* Problem statement: Search the data below for the word "كتاب" and copy each line that holds it.

______________________________

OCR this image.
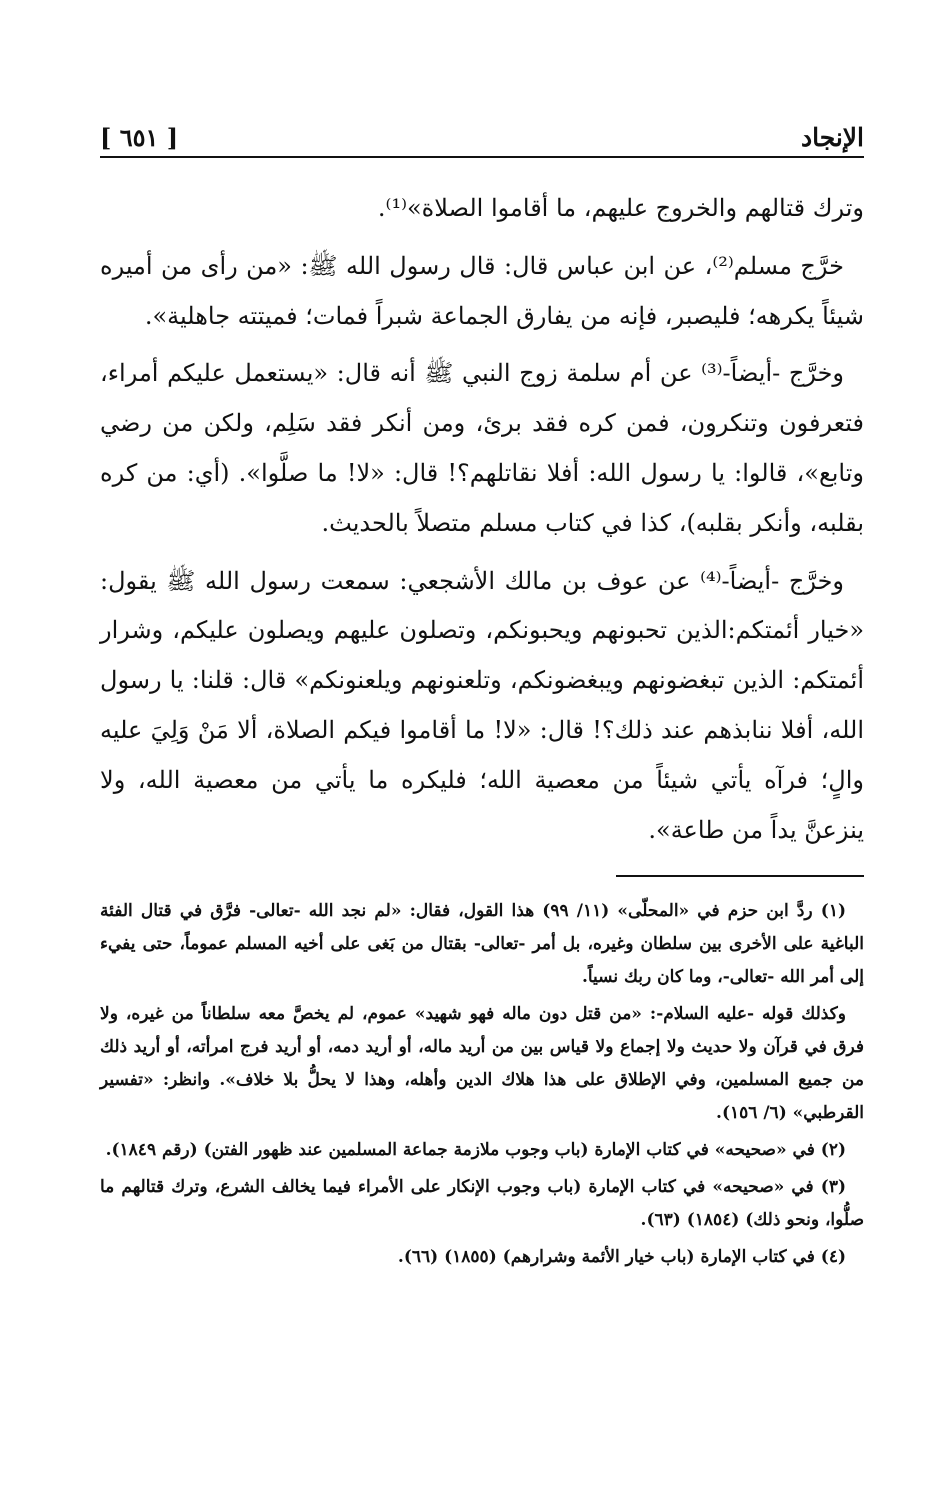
الإنجاد
[ ٦٥١ ]

وترك قتالهم والخروج عليهم، ما أقاموا الصلاة»⁽¹⁾.

خرَّج مسلم⁽²⁾، عن ابن عباس قال: قال رسول الله ﷺ: «من رأى من أميره شيئاً يكرهه؛ فليصبر، فإنه من يفارق الجماعة شبراً فمات؛ فميتته جاهلية».

وخرَّج -أيضاً-⁽³⁾ عن أم سلمة زوج النبي ﷺ أنه قال: «يستعمل عليكم أمراء، فتعرفون وتنكرون، فمن كره فقد برئ، ومن أنكر فقد سَلِم، ولكن من رضي وتابع»، قالوا: يا رسول الله: أفلا نقاتلهم؟! قال: «لا! ما صلَّوا». (أي: من كره بقلبه، وأنكر بقلبه)، كذا في كتاب مسلم متصلاً بالحديث.

وخرَّج -أيضاً-⁽⁴⁾ عن عوف بن مالك الأشجعي: سمعت رسول الله ﷺ يقول: «خيار أئمتكم:الذين تحبونهم ويحبونكم، وتصلون عليهم ويصلون عليكم، وشرار أئمتكم: الذين تبغضونهم ويبغضونكم، وتلعنونهم ويلعنونكم» قال: قلنا: يا رسول الله، أفلا ننابذهم عند ذلك؟! قال: «لا! ما أقاموا فيكم الصلاة، ألا مَنْ وَلِيَ عليه والٍ؛ فرآه يأتي شيئاً من معصية الله؛ فليكره ما يأتي من معصية الله، ولا ينزعنَّ يداً من طاعة».

(١) ردَّ ابن حزم في «المحلّى» (١١/ ٩٩) هذا القول، فقال: «لم نجد الله -تعالى- فرَّق في قتال الفئة الباغية على الأخرى بين سلطان وغيره، بل أمر -تعالى- بقتال من بَغى على أخيه المسلم عموماً، حتى يفيء إلى أمر الله -تعالى-، وما كان ربك نسياً.

وكذلك قوله -عليه السلام-: «من قتل دون ماله فهو شهيد» عموم، لم يخصَّ معه سلطاناً من غيره، ولا فرق في قرآن ولا حديث ولا إجماع ولا قياس بين من أريد ماله، أو أريد دمه، أو أريد فرج امرأته، أو أريد ذلك من جميع المسلمين، وفي الإطلاق على هذا هلاك الدين وأهله، وهذا لا يحلُّ بلا خلاف». وانظر: «تفسير القرطبي» (٦/ ١٥٦).

(٢) في «صحيحه» في كتاب الإمارة (باب وجوب ملازمة جماعة المسلمين عند ظهور الفتن) (رقم ١٨٤٩).

(٣) في «صحيحه» في كتاب الإمارة (باب وجوب الإنكار على الأمراء فيما يخالف الشرع، وترك قتالهم ما صلُّوا، ونحو ذلك) (١٨٥٤) (٦٣).

(٤) في كتاب الإمارة (باب خيار الأئمة وشرارهم) (١٨٥٥) (٦٦).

______________________________

* Output of the task:
وخرَّج -أيضاً-⁽³⁾ عن أم سلمة زوج النبي ﷺ أنه قال: «يستعمل عليكم أمراء، فتعرفون وتنكرون، فمن كره فقد برئ، ومن أنكر فقد سَلِم، ولكن من رضي وتابع»، قالوا: يا رسول الله: أفلا نقاتلهم؟! قال: «لا! ما صلَّوا». (أي: من كره بقلبه، وأنكر بقلبه)، كذا في كتاب مسلم متصلاً بالحديث.
(٢) في «صحيحه» في كتاب الإمارة (باب وجوب ملازمة جماعة المسلمين عند ظهور الفتن) (رقم ١٨٤٩).
(٣) في «صحيحه» في كتاب الإمارة (باب وجوب الإنكار على الأمراء فيما يخالف الشرع، وترك قتالهم ما صلُّوا، ونحو ذلك) (١٨٥٤) (٦٣).
(٤) في كتاب الإمارة (باب خيار الأئمة وشرارهم) (١٨٥٥) (٦٦).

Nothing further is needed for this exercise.